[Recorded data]
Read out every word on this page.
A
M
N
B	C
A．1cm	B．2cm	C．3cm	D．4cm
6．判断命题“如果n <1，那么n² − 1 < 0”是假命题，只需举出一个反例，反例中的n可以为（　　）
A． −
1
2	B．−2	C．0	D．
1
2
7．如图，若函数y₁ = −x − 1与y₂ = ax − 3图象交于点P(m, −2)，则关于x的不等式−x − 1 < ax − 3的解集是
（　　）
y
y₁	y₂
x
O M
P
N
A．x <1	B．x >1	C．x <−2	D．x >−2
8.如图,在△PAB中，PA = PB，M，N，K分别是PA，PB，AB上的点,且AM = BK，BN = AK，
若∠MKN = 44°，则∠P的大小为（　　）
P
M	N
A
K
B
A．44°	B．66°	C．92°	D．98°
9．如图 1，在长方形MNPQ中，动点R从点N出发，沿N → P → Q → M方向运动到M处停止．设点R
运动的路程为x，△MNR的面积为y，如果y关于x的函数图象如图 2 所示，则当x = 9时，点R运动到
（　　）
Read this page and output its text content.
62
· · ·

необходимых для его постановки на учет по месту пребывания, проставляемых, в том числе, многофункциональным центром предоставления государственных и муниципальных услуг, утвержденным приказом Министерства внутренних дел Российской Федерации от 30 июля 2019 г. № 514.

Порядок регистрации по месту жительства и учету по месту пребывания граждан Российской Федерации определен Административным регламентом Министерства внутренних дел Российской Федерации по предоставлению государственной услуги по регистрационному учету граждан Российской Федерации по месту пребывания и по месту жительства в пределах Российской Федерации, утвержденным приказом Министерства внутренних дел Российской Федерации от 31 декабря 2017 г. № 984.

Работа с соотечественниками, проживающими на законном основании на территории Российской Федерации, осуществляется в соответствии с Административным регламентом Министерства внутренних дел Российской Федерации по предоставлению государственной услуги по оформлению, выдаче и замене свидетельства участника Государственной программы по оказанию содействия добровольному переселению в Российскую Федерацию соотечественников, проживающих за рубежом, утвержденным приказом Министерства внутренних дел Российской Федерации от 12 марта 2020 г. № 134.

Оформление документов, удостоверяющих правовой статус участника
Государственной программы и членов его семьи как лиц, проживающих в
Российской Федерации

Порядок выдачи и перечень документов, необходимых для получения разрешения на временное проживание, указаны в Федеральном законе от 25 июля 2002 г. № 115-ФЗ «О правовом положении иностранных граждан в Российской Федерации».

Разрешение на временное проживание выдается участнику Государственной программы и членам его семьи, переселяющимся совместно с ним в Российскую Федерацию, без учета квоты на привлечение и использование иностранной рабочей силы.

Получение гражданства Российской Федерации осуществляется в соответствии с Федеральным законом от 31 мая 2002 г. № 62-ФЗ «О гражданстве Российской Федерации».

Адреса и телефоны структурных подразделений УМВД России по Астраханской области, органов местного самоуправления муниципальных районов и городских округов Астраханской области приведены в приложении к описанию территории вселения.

## What the task asks
Print the whole listing again, exactly.

## Task response
Read out every word on this page.
A
M
N
B	C
A．1cm	B．2cm	C．3cm	D．4cm
6．判断命题“如果n <1，那么n² − 1 < 0”是假命题，只需举出一个反例，反例中的n可以为（　　）
A． −
1
2	B．−2	C．0	D．
1
2
7．如图，若函数y₁ = −x − 1与y₂ = ax − 3图象交于点P(m, −2)，则关于x的不等式−x − 1 < ax − 3的解集是
（　　）
y
y₁	y₂
x
O M
P
N
A．x <1	B．x >1	C．x <−2	D．x >−2
8.如图,在△PAB中，PA = PB，M，N，K分别是PA，PB，AB上的点,且AM = BK，BN = AK，
若∠MKN = 44°，则∠P的大小为（　　）
P
M	N
A
K
B
A．44°	B．66°	C．92°	D．98°
9．如图 1，在长方形MNPQ中，动点R从点N出发，沿N → P → Q → M方向运动到M处停止．设点R
运动的路程为x，△MNR的面积为y，如果y关于x的函数图象如图 2 所示，则当x = 9时，点R运动到
（　　）
Read this page and output its text content.
62
· · ·

необходимых для его постановки на учет по месту пребывания, проставляемых, в том числе, многофункциональным центром предоставления государственных и муниципальных услуг, утвержденным приказом Министерства внутренних дел Российской Федерации от 30 июля 2019 г. № 514.

Порядок регистрации по месту жительства и учету по месту пребывания граждан Российской Федерации определен Административным регламентом Министерства внутренних дел Российской Федерации по предоставлению государственной услуги по регистрационному учету граждан Российской Федерации по месту пребывания и по месту жительства в пределах Российской Федерации, утвержденным приказом Министерства внутренних дел Российской Федерации от 31 декабря 2017 г. № 984.

Работа с соотечественниками, проживающими на законном основании на территории Российской Федерации, осуществляется в соответствии с Административным регламентом Министерства внутренних дел Российской Федерации по предоставлению государственной услуги по оформлению, выдаче и замене свидетельства участника Государственной программы по оказанию содействия добровольному переселению в Российскую Федерацию соотечественников, проживающих за рубежом, утвержденным приказом Министерства внутренних дел Российской Федерации от 12 марта 2020 г. № 134.

Оформление документов, удостоверяющих правовой статус участника
Государственной программы и членов его семьи как лиц, проживающих в
Российской Федерации

Порядок выдачи и перечень документов, необходимых для получения разрешения на временное проживание, указаны в Федеральном законе от 25 июля 2002 г. № 115-ФЗ «О правовом положении иностранных граждан в Российской Федерации».

Разрешение на временное проживание выдается участнику Государственной программы и членам его семьи, переселяющимся совместно с ним в Российскую Федерацию, без учета квоты на привлечение и использование иностранной рабочей силы.

Получение гражданства Российской Федерации осуществляется в соответствии с Федеральным законом от 31 мая 2002 г. № 62-ФЗ «О гражданстве Российской Федерации».

Адреса и телефоны структурных подразделений УМВД России по Астраханской области, органов местного самоуправления муниципальных районов и городских округов Астраханской области приведены в приложении к описанию территории вселения.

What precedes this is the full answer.